(Figure record listings)
--- Start ---

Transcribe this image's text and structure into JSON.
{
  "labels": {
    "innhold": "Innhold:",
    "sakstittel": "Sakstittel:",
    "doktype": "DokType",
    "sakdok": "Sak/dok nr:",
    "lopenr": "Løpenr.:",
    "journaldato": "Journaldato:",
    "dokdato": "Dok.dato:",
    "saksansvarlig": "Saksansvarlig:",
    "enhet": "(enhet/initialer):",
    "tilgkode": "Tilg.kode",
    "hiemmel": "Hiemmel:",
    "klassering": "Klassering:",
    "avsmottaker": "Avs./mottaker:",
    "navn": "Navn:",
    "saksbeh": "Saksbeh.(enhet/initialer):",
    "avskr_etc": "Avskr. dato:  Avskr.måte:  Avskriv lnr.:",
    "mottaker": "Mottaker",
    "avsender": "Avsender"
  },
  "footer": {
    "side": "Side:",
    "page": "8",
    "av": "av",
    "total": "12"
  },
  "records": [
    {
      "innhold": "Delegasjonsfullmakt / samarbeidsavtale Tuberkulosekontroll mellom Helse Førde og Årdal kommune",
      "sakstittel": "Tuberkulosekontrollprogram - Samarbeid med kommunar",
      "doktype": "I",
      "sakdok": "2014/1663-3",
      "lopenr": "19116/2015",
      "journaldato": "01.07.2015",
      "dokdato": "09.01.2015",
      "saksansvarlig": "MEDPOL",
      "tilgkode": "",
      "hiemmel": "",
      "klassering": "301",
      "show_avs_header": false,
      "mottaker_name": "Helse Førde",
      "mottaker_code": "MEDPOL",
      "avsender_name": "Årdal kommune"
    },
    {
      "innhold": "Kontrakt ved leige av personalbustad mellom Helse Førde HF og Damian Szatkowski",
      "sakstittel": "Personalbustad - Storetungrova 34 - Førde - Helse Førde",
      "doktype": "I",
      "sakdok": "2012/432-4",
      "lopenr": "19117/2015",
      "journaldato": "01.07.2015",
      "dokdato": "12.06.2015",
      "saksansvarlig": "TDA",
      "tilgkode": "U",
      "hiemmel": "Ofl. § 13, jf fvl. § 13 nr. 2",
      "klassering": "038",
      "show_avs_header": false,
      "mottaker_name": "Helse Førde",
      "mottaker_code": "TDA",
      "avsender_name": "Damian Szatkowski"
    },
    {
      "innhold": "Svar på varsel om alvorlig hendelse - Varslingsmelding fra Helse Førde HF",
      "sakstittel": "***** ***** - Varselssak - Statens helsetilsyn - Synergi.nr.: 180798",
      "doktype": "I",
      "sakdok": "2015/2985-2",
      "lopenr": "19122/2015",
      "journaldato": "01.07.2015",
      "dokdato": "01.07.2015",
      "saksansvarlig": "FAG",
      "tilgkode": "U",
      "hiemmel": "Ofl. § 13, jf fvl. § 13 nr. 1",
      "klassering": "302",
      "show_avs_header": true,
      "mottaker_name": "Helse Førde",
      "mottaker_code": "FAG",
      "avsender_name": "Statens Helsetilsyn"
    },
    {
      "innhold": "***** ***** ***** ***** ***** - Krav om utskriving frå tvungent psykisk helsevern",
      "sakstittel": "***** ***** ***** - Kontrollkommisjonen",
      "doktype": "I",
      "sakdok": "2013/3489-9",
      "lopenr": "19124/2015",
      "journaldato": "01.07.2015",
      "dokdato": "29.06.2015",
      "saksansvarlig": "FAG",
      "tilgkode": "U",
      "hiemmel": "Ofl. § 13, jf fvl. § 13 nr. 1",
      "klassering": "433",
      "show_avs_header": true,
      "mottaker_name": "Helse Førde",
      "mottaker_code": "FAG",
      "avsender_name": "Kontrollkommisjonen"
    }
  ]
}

--- End ---

**GIVEN REQUEST:** Look through the listing and extract every line with "lopenr" in it.

**RESULT FOR THIS TASK:**
    "lopenr": "Løpenr.:",
      "lopenr": "19116/2015",
      "lopenr": "19117/2015",
      "lopenr": "19122/2015",
      "lopenr": "19124/2015",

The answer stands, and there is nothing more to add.